Set down each line of the material that follows, exactly, with no pictures.
[start PROVIDED INFORMATION]
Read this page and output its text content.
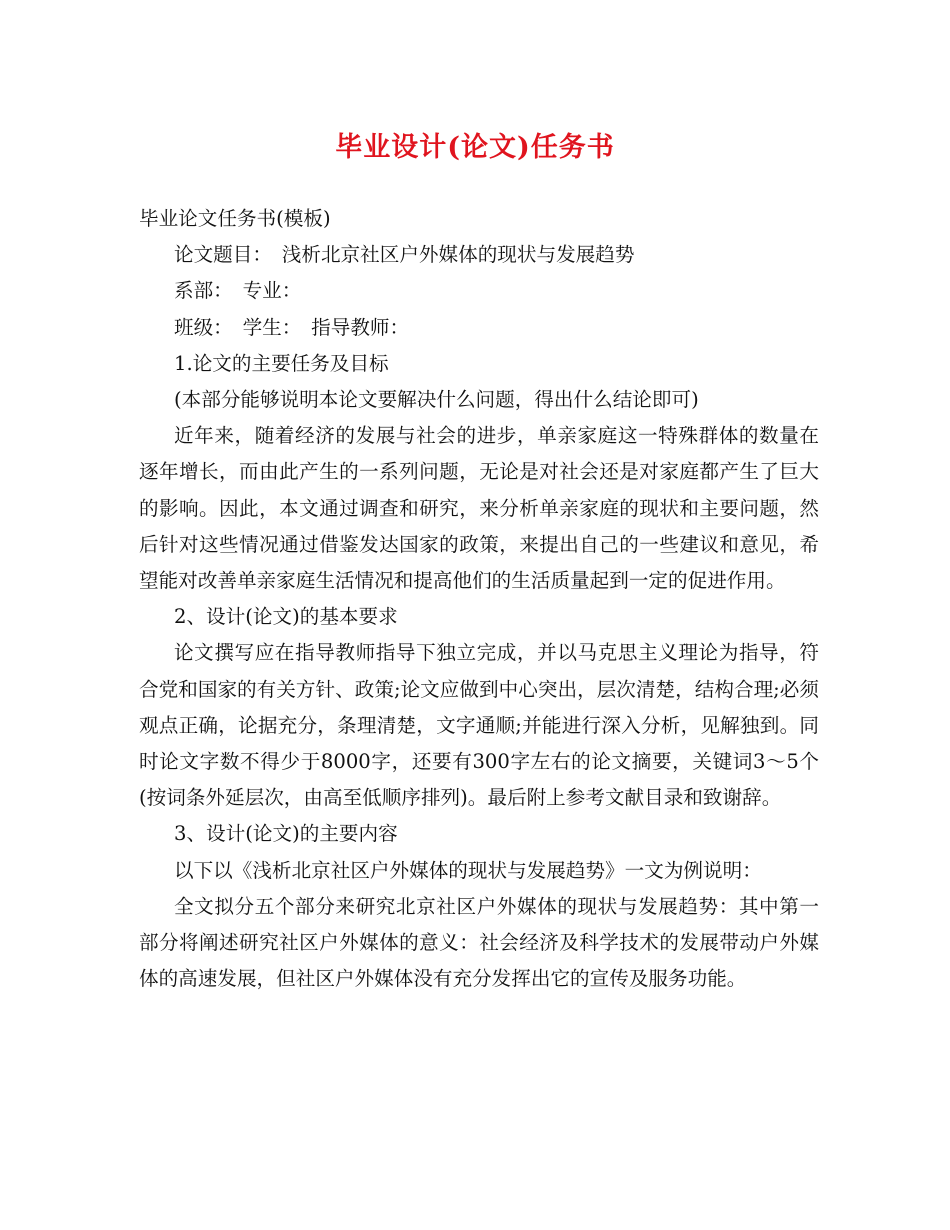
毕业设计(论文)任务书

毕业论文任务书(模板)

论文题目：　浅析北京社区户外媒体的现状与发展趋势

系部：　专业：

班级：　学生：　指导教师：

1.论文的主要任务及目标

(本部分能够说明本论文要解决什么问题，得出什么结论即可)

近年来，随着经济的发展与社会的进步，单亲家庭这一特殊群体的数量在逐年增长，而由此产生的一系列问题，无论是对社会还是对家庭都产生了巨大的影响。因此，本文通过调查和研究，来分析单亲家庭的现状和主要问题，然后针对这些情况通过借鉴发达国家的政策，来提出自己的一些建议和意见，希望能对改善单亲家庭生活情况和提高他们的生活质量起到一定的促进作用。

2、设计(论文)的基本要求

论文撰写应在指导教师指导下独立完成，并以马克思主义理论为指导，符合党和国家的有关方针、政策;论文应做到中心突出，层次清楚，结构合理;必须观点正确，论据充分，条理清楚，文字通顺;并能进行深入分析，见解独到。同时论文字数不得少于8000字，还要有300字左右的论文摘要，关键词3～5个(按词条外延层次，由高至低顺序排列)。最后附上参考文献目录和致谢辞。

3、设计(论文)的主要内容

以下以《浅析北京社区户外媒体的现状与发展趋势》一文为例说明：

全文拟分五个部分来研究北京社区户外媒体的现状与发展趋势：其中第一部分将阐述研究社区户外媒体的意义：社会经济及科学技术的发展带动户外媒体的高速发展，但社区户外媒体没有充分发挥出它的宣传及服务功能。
[end PROVIDED INFORMATION]
▶ CORRECT RESULT:
Read this page and output its text content.
毕业设计(论文)任务书

毕业论文任务书(模板)

论文题目：　浅析北京社区户外媒体的现状与发展趋势

系部：　专业：

班级：　学生：　指导教师：

1.论文的主要任务及目标

(本部分能够说明本论文要解决什么问题，得出什么结论即可)

近年来，随着经济的发展与社会的进步，单亲家庭这一特殊群体的数量在逐年增长，而由此产生的一系列问题，无论是对社会还是对家庭都产生了巨大的影响。因此，本文通过调查和研究，来分析单亲家庭的现状和主要问题，然后针对这些情况通过借鉴发达国家的政策，来提出自己的一些建议和意见，希望能对改善单亲家庭生活情况和提高他们的生活质量起到一定的促进作用。

2、设计(论文)的基本要求

论文撰写应在指导教师指导下独立完成，并以马克思主义理论为指导，符合党和国家的有关方针、政策;论文应做到中心突出，层次清楚，结构合理;必须观点正确，论据充分，条理清楚，文字通顺;并能进行深入分析，见解独到。同时论文字数不得少于8000字，还要有300字左右的论文摘要，关键词3～5个(按词条外延层次，由高至低顺序排列)。最后附上参考文献目录和致谢辞。

3、设计(论文)的主要内容

以下以《浅析北京社区户外媒体的现状与发展趋势》一文为例说明：

全文拟分五个部分来研究北京社区户外媒体的现状与发展趋势：其中第一部分将阐述研究社区户外媒体的意义：社会经济及科学技术的发展带动户外媒体的高速发展，但社区户外媒体没有充分发挥出它的宣传及服务功能。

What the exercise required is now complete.